[Data records]
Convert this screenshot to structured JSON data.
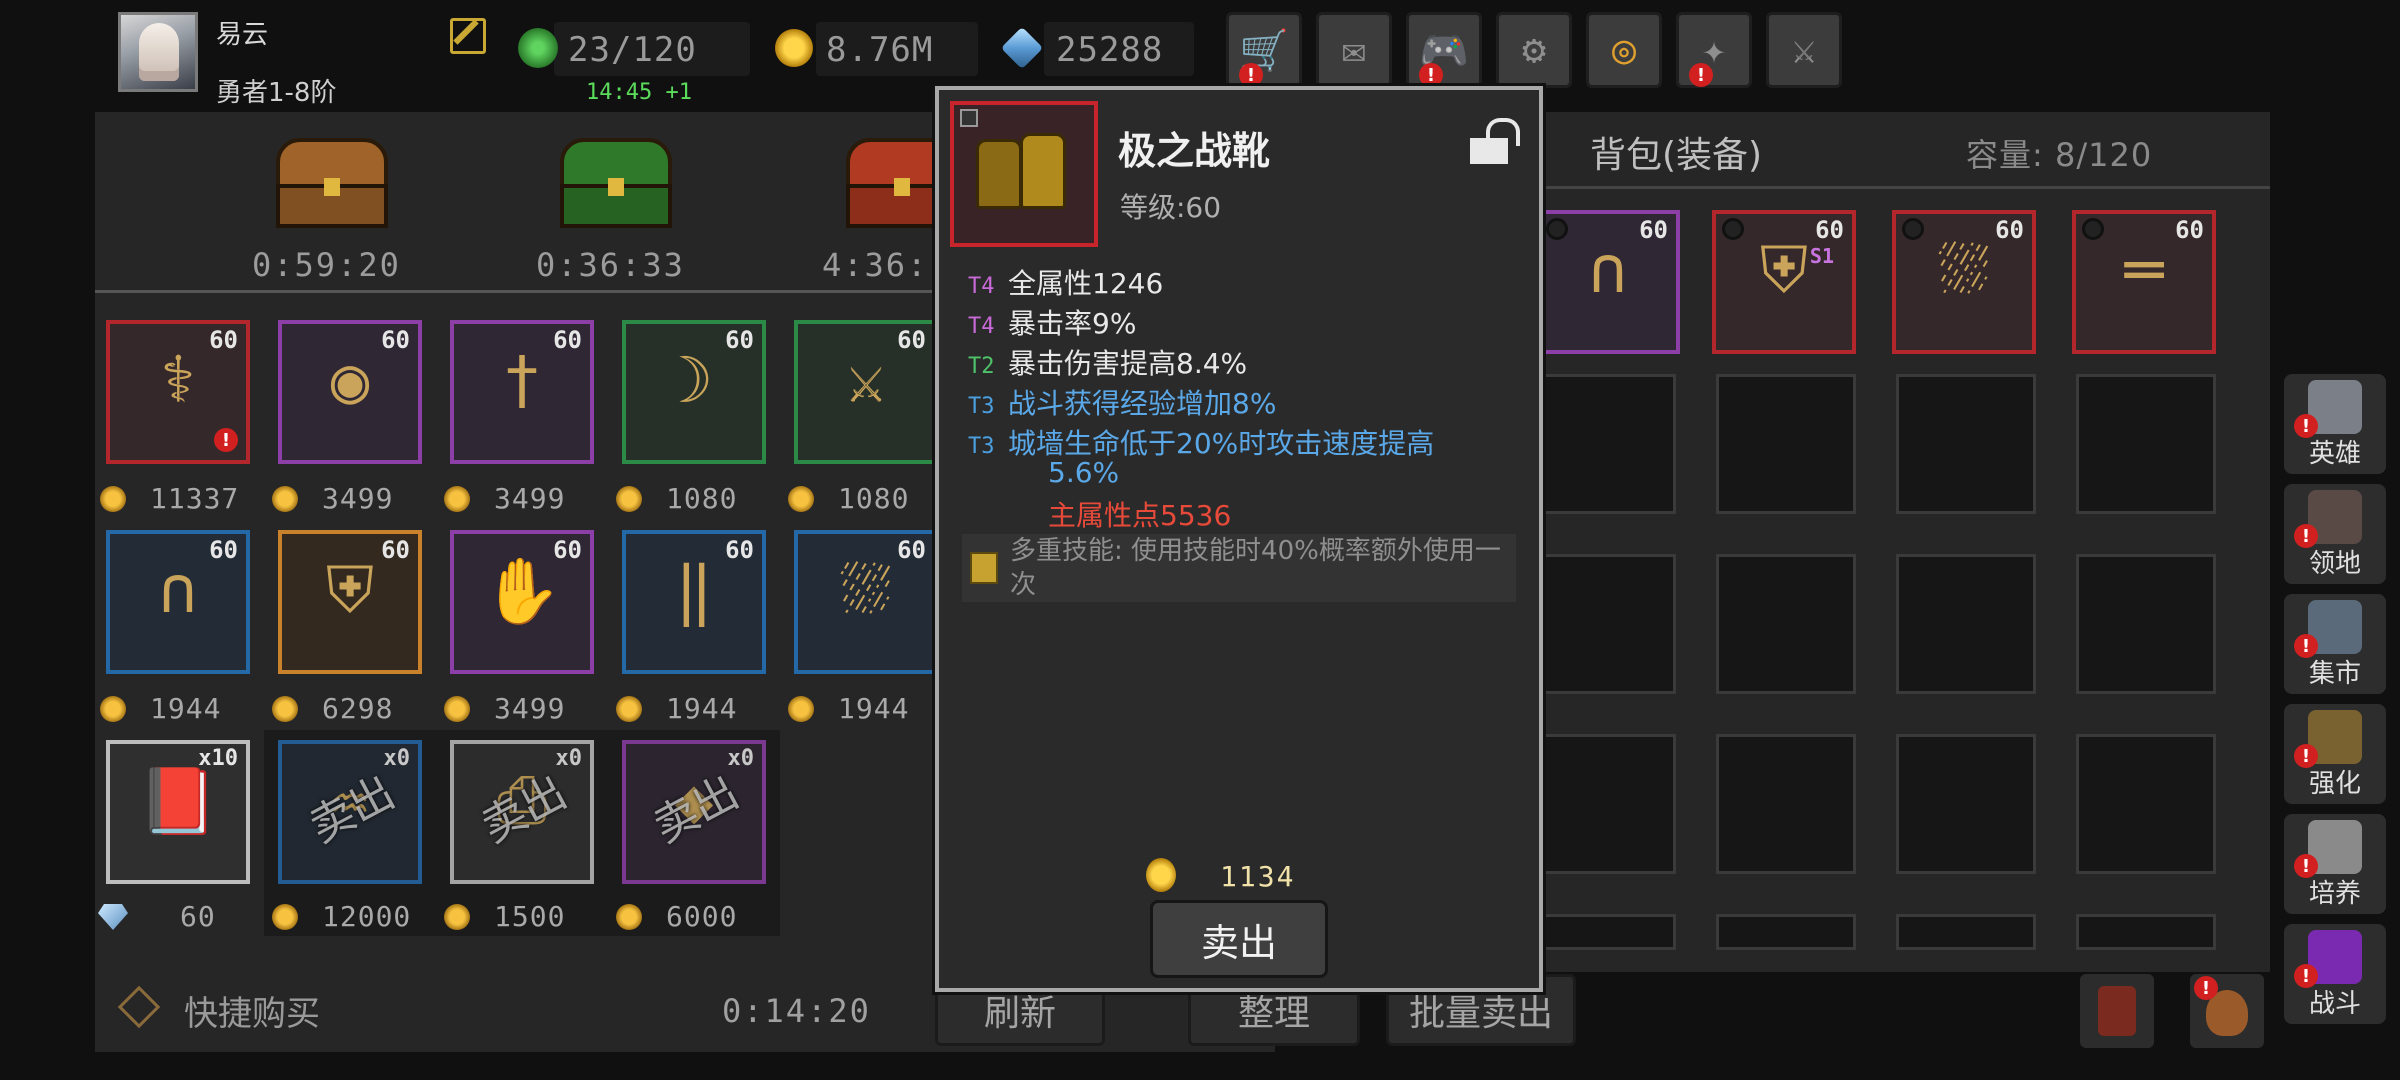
{
  "player": {
    "name": "易云",
    "rank": "勇者1-8阶"
  },
  "resources": {
    "stamina": "23/120",
    "stamina_timer": "14:45 +1",
    "gold": "8.76M",
    "gems": "25288"
  },
  "toolbar": [
    {
      "name": "shop-cart-icon",
      "alert": true
    },
    {
      "name": "mail-icon",
      "alert": false
    },
    {
      "name": "gamepad-icon",
      "alert": true
    },
    {
      "name": "settings-gear-icon",
      "alert": false
    },
    {
      "name": "color-wheel-icon",
      "alert": false
    },
    {
      "name": "skill-tree-icon",
      "alert": true
    },
    {
      "name": "crossed-swords-icon",
      "alert": false
    }
  ],
  "chests": [
    {
      "timer": "0:59:20",
      "color": "#a0642a"
    },
    {
      "timer": "0:36:33",
      "color": "#2f7a2a"
    },
    {
      "timer": "4:36:",
      "color": "#b03a22"
    }
  ],
  "shop": {
    "row1": [
      {
        "level": "60",
        "price": "11337",
        "rarity": "red",
        "icon": "staff-icon",
        "alert": true
      },
      {
        "level": "60",
        "price": "3499",
        "rarity": "purple",
        "icon": "shield-icon"
      },
      {
        "level": "60",
        "price": "3499",
        "rarity": "purple",
        "icon": "dagger-icon"
      },
      {
        "level": "60",
        "price": "1080",
        "rarity": "green",
        "icon": "bow-icon"
      },
      {
        "level": "60",
        "price": "1080",
        "rarity": "green",
        "icon": "sword-icon"
      }
    ],
    "row2": [
      {
        "level": "60",
        "price": "1944",
        "rarity": "blue",
        "icon": "helmet-icon"
      },
      {
        "level": "60",
        "price": "6298",
        "rarity": "orange",
        "icon": "chest-armor-icon"
      },
      {
        "level": "60",
        "price": "3499",
        "rarity": "purple",
        "icon": "gloves-icon"
      },
      {
        "level": "60",
        "price": "1944",
        "rarity": "blue",
        "icon": "leg-armor-icon"
      },
      {
        "level": "60",
        "price": "1944",
        "rarity": "blue",
        "icon": "boots-icon"
      }
    ],
    "row3": [
      {
        "qty": "x10",
        "price": "60",
        "currency": "gem",
        "icon": "book-icon",
        "soldout": false
      },
      {
        "qty": "x0",
        "price": "12000",
        "currency": "gold",
        "icon": "sack-icon",
        "soldout": true
      },
      {
        "qty": "x0",
        "price": "1500",
        "currency": "gold",
        "icon": "scroll-icon",
        "soldout": true
      },
      {
        "qty": "x0",
        "price": "6000",
        "currency": "gold",
        "icon": "gem-chest-icon",
        "soldout": true
      }
    ],
    "soldout_label": "卖出",
    "quick_buy": "快捷购买",
    "refresh_timer": "0:14:20",
    "refresh_label": "刷新"
  },
  "bag": {
    "title": "背包(装备)",
    "capacity": "容量: 8/120",
    "items": [
      {
        "level": "60",
        "rarity": "purple",
        "icon": "helmet-icon"
      },
      {
        "level": "60",
        "rarity": "red",
        "icon": "chest-armor-icon",
        "tag": "S1"
      },
      {
        "level": "60",
        "rarity": "red",
        "icon": "boots-icon"
      },
      {
        "level": "60",
        "rarity": "red",
        "icon": "belt-icon"
      }
    ],
    "sort_label": "整理",
    "bulk_sell_label": "批量卖出"
  },
  "side_nav": [
    {
      "label": "英雄",
      "icon": "hero-icon"
    },
    {
      "label": "领地",
      "icon": "castle-icon"
    },
    {
      "label": "集市",
      "icon": "market-icon"
    },
    {
      "label": "强化",
      "icon": "enhance-icon"
    },
    {
      "label": "培养",
      "icon": "grail-icon"
    },
    {
      "label": "战斗",
      "icon": "portal-icon"
    }
  ],
  "popup": {
    "item_name": "极之战靴",
    "item_level": "等级:60",
    "stats": [
      {
        "tier": "T4",
        "text": "全属性1246",
        "tier_color": "#c86ad8",
        "color": "#e8e8e8"
      },
      {
        "tier": "T4",
        "text": "暴击率9%",
        "tier_color": "#c86ad8",
        "color": "#e8e8e8"
      },
      {
        "tier": "T2",
        "text": "暴击伤害提高8.4%",
        "tier_color": "#4ec26a",
        "color": "#e8e8e8"
      },
      {
        "tier": "T3",
        "text": "战斗获得经验增加8%",
        "tier_color": "#4aa0e0",
        "color": "#5aa8e8"
      },
      {
        "tier": "T3",
        "text": "城墙生命低于20%时攻击速度提高",
        "tier_color": "#4aa0e0",
        "color": "#5aa8e8"
      },
      {
        "tier": "",
        "text": "5.6%",
        "tier_color": "#4aa0e0",
        "color": "#5aa8e8"
      },
      {
        "tier": "",
        "text": "主属性点5536",
        "tier_color": "#e84a3a",
        "color": "#e84a3a"
      }
    ],
    "skill_text": "多重技能: 使用技能时40%概率额外使用一次",
    "sell_price": "1134",
    "sell_label": "卖出"
  }
}
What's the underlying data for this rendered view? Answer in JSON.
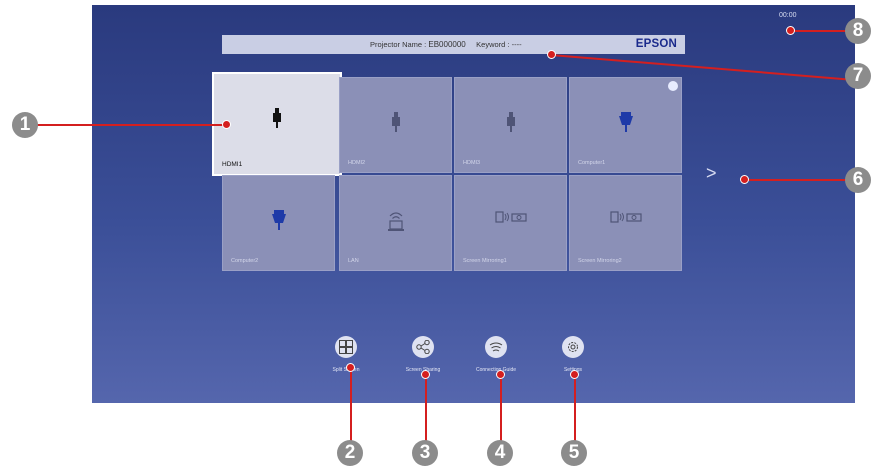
{
  "header": {
    "clock": "00:00",
    "projector_label": "Projector Name :",
    "projector_name": "EB000000",
    "keyword_label": "Keyword :",
    "keyword_value": "----",
    "brand": "EPSON"
  },
  "sources": [
    {
      "label": "HDMI1",
      "icon": "hdmi-icon",
      "selected": true
    },
    {
      "label": "HDMI2",
      "icon": "hdmi-icon"
    },
    {
      "label": "HDMI3",
      "icon": "hdmi-icon"
    },
    {
      "label": "Computer1",
      "icon": "vga-icon",
      "checked": true
    },
    {
      "label": "Computer2",
      "icon": "vga-icon"
    },
    {
      "label": "LAN",
      "icon": "lan-icon"
    },
    {
      "label": "Screen Mirroring1",
      "icon": "mirroring-icon"
    },
    {
      "label": "Screen Mirroring2",
      "icon": "mirroring-icon"
    }
  ],
  "next_arrow": ">",
  "bottom_buttons": [
    {
      "label": "Split Screen",
      "icon": "split-screen-icon"
    },
    {
      "label": "Screen Sharing",
      "icon": "share-icon"
    },
    {
      "label": "Connection Guide",
      "icon": "wifi-icon"
    },
    {
      "label": "Settings",
      "icon": "gear-icon"
    }
  ],
  "callouts": [
    "1",
    "2",
    "3",
    "4",
    "5",
    "6",
    "7",
    "8"
  ],
  "colors": {
    "callout": "#d41f1f",
    "badge": "#8c8c8c",
    "brand": "#1a2a8c"
  }
}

▶ [EXERCISE] Everything from the line that contains "What's the underlying" to the final line of the data is to be duplicated exactly, both ends included, except the pictures.

▶ [EXERCISE RESPONSE]
What's the underlying data for this rendered view? Answer in JSON.
{
  "header": {
    "clock": "00:00",
    "projector_label": "Projector Name :",
    "projector_name": "EB000000",
    "keyword_label": "Keyword :",
    "keyword_value": "----",
    "brand": "EPSON"
  },
  "sources": [
    {
      "label": "HDMI1",
      "icon": "hdmi-icon",
      "selected": true
    },
    {
      "label": "HDMI2",
      "icon": "hdmi-icon"
    },
    {
      "label": "HDMI3",
      "icon": "hdmi-icon"
    },
    {
      "label": "Computer1",
      "icon": "vga-icon",
      "checked": true
    },
    {
      "label": "Computer2",
      "icon": "vga-icon"
    },
    {
      "label": "LAN",
      "icon": "lan-icon"
    },
    {
      "label": "Screen Mirroring1",
      "icon": "mirroring-icon"
    },
    {
      "label": "Screen Mirroring2",
      "icon": "mirroring-icon"
    }
  ],
  "next_arrow": ">",
  "bottom_buttons": [
    {
      "label": "Split Screen",
      "icon": "split-screen-icon"
    },
    {
      "label": "Screen Sharing",
      "icon": "share-icon"
    },
    {
      "label": "Connection Guide",
      "icon": "wifi-icon"
    },
    {
      "label": "Settings",
      "icon": "gear-icon"
    }
  ],
  "callouts": [
    "1",
    "2",
    "3",
    "4",
    "5",
    "6",
    "7",
    "8"
  ],
  "colors": {
    "callout": "#d41f1f",
    "badge": "#8c8c8c",
    "brand": "#1a2a8c"
  }
}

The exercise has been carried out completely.